**EXERCISE BRIEF:**
Provide only the number of lines in the records below that include "محمد".

(Recorded data)
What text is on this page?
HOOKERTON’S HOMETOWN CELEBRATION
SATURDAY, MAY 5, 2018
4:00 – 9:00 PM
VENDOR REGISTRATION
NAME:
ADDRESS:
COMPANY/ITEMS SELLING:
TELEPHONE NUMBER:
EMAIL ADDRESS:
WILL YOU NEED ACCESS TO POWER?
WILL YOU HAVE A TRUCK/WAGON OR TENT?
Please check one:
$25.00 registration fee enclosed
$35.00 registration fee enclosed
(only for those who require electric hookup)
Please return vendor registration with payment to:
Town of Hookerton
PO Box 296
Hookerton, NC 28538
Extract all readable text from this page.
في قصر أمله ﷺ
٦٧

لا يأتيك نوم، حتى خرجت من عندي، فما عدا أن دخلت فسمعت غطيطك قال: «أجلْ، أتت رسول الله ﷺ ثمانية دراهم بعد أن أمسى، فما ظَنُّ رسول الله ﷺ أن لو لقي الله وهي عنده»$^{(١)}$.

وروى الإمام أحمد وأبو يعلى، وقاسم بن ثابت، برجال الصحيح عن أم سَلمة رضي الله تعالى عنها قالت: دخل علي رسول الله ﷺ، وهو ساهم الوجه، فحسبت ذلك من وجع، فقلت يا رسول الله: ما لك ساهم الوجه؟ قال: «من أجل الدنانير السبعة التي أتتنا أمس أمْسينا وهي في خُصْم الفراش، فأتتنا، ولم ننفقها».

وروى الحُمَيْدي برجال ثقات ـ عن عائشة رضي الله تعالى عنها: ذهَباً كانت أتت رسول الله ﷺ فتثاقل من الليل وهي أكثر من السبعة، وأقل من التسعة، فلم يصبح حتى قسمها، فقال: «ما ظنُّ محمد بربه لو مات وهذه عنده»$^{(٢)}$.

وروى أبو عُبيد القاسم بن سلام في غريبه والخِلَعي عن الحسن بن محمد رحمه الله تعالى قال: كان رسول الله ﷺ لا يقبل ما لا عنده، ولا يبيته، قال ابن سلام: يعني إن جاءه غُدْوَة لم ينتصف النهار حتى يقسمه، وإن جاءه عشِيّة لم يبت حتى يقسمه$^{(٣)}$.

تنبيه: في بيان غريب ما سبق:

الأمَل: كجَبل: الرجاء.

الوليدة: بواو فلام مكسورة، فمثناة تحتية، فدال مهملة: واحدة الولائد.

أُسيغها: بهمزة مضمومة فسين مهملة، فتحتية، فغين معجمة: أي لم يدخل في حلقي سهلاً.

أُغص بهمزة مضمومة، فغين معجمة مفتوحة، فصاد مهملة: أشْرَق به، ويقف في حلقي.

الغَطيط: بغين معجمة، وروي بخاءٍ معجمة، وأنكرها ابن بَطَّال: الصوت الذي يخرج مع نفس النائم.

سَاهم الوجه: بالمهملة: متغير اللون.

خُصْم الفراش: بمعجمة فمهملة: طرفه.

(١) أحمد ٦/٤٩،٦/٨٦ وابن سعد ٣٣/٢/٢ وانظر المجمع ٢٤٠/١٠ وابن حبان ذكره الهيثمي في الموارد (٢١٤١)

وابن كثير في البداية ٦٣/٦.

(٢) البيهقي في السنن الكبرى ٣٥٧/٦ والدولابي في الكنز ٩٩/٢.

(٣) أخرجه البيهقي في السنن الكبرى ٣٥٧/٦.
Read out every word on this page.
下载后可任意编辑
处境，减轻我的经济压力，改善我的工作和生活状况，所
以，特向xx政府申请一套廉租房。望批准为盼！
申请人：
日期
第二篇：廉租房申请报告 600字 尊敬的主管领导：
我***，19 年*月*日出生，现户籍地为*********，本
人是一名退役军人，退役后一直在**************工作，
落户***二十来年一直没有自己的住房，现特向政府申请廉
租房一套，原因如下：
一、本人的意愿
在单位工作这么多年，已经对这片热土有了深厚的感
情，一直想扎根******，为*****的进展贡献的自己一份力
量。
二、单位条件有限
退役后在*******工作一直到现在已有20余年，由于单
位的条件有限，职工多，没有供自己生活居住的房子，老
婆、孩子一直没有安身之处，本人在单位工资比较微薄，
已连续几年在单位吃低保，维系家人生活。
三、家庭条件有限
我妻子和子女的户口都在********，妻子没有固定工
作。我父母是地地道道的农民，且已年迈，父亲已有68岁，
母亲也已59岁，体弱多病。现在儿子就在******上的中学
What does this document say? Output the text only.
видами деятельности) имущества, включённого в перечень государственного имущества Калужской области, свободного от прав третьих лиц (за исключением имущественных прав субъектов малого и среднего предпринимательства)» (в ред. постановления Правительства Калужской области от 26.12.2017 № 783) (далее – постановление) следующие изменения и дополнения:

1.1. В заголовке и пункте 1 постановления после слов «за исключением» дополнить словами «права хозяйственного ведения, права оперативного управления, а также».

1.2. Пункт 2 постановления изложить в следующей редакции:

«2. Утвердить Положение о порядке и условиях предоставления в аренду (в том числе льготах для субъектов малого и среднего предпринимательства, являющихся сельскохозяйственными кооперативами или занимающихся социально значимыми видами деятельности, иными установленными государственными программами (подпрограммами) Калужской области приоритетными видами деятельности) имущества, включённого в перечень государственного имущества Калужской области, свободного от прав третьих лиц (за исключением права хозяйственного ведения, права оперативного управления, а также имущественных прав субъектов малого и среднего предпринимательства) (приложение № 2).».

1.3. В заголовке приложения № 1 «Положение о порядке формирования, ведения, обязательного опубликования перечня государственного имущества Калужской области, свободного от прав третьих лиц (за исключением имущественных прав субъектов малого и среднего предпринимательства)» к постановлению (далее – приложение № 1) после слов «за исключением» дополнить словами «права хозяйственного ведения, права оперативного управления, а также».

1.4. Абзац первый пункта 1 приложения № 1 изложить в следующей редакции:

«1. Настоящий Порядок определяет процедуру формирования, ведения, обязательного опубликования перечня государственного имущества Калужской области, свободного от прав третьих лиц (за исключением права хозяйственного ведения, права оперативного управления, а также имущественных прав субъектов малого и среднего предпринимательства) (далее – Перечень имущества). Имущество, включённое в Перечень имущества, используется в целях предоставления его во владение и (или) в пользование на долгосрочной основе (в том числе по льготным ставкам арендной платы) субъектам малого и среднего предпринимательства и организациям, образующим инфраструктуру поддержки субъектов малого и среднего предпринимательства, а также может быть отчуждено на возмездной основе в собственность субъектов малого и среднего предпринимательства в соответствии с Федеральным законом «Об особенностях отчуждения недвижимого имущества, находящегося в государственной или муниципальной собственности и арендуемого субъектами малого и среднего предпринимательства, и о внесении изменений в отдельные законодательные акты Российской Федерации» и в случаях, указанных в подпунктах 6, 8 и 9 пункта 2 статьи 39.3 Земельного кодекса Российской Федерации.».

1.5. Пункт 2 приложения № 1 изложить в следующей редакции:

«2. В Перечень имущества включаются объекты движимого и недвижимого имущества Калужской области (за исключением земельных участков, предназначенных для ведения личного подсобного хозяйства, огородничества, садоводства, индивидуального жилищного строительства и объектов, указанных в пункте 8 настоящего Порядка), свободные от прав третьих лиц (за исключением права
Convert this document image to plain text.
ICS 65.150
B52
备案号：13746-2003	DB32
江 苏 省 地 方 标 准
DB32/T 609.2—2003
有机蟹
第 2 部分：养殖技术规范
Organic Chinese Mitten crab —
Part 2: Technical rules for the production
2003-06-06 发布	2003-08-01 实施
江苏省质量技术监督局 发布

**RESULT:**
2